● **Data lines**
+++

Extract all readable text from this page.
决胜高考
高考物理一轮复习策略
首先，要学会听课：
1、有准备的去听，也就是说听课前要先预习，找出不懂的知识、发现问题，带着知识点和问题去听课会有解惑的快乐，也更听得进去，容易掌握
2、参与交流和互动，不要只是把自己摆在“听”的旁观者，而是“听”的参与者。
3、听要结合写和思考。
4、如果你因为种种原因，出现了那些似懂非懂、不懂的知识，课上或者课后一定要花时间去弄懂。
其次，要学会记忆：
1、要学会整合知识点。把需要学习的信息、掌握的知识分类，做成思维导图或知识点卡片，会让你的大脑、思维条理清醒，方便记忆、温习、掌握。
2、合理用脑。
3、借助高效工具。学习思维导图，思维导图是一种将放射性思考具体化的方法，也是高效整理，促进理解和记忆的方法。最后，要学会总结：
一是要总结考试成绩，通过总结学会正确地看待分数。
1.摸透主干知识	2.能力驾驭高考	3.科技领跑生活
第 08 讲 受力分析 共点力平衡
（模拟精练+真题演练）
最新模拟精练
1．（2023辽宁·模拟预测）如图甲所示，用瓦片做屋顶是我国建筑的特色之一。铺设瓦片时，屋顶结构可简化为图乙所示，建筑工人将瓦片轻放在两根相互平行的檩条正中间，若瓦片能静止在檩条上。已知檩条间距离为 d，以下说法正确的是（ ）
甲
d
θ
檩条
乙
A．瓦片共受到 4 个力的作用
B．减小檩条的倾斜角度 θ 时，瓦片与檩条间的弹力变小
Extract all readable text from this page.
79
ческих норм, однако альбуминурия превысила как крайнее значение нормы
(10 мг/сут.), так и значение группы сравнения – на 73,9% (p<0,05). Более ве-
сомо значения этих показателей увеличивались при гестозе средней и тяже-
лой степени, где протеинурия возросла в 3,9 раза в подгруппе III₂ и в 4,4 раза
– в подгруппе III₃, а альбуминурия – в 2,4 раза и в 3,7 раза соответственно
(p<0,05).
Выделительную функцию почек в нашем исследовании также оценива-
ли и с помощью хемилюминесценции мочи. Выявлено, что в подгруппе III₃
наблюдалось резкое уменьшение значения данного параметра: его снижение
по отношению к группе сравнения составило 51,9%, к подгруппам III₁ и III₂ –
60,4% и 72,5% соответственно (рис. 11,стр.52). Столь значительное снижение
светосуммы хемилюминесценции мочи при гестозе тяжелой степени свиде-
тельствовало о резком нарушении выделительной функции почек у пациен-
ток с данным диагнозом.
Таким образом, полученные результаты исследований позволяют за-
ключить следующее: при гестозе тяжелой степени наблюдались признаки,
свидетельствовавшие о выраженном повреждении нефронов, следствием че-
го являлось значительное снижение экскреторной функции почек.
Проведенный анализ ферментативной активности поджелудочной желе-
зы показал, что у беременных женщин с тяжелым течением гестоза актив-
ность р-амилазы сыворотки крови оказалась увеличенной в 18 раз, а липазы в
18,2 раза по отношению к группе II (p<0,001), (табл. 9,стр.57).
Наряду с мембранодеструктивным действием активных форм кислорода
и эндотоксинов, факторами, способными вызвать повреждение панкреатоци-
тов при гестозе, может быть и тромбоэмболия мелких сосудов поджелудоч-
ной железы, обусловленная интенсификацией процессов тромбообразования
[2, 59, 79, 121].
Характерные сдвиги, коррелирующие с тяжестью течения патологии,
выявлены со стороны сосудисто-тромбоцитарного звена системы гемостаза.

+++

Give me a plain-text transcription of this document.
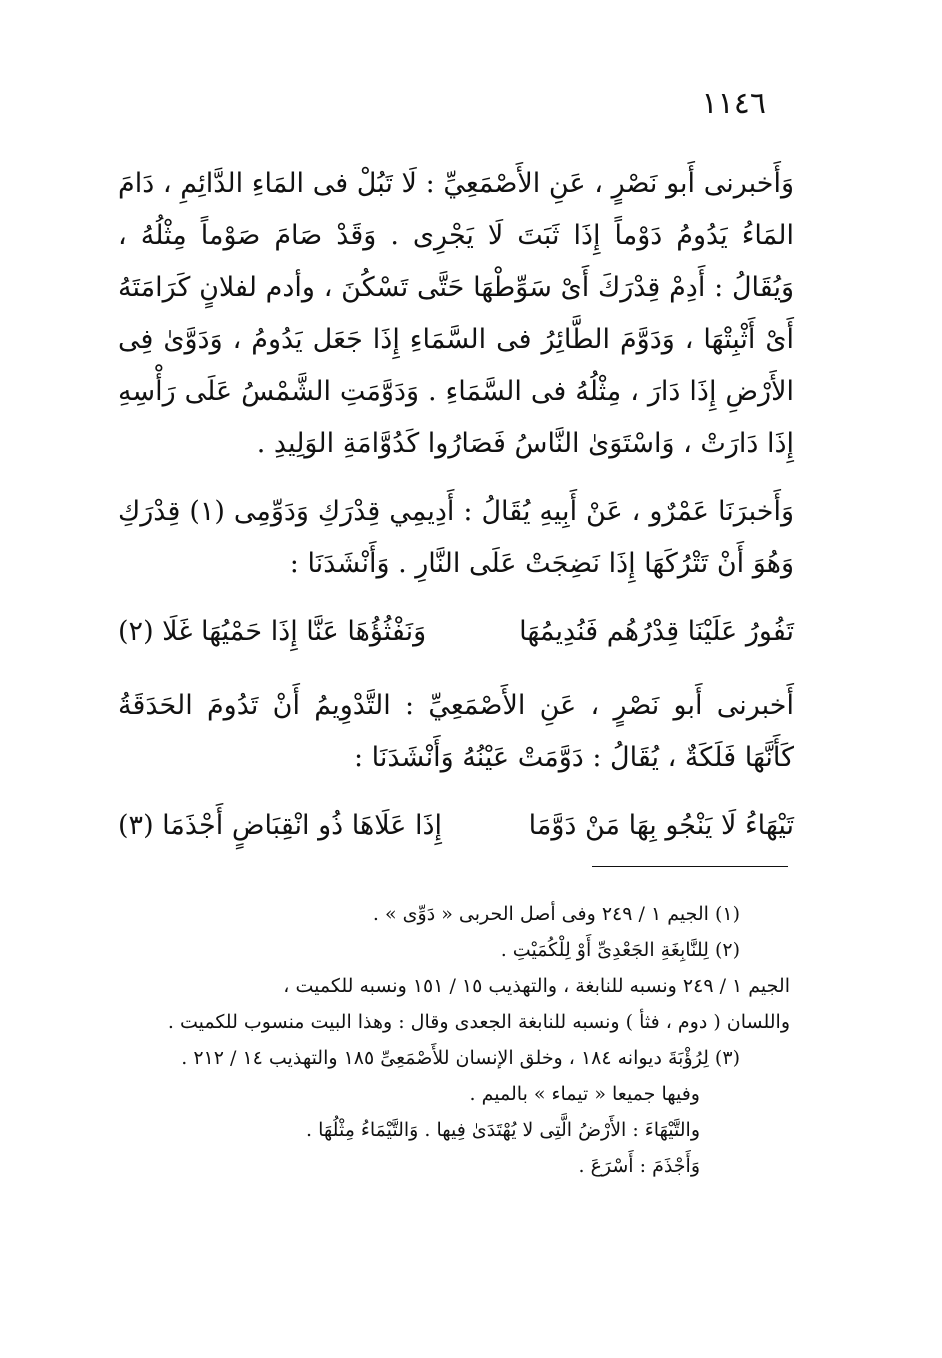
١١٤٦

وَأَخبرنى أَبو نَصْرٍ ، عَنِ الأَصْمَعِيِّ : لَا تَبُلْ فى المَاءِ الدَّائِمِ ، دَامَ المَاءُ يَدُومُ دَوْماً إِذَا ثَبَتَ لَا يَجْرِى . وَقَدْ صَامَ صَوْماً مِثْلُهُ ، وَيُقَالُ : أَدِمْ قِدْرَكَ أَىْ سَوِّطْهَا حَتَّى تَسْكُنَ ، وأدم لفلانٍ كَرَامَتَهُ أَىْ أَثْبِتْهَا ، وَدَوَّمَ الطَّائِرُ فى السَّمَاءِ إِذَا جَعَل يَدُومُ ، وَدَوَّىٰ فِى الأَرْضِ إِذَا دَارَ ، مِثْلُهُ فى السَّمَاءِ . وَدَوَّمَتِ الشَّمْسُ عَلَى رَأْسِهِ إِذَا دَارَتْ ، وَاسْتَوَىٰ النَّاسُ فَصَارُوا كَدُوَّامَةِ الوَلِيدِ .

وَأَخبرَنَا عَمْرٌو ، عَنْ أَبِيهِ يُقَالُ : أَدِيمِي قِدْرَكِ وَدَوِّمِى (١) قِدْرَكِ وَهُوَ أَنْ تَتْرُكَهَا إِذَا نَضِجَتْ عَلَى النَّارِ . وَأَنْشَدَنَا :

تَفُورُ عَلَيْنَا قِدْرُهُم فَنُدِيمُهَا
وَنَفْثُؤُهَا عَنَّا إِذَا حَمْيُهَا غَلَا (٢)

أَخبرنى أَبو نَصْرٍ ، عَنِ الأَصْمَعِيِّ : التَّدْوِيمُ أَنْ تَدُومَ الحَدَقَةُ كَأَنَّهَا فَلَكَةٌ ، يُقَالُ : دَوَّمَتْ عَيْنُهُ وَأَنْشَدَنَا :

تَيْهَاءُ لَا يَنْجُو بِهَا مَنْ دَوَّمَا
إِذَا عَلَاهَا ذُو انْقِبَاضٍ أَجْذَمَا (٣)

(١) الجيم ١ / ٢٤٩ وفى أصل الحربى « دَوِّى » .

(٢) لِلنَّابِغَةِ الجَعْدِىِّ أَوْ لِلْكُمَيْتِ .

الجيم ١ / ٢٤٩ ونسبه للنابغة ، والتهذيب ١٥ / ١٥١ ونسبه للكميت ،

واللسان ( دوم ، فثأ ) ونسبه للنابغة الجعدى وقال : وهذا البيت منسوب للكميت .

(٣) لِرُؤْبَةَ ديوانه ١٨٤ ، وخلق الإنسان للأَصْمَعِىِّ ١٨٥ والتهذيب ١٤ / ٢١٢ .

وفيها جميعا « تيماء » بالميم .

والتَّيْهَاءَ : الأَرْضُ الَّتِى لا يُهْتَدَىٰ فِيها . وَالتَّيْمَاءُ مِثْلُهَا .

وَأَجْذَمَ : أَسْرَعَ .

+++

● **Written problem**
Say how many lines above contain the string "للكميت". Answer with the number only.

● **Exercise response**
2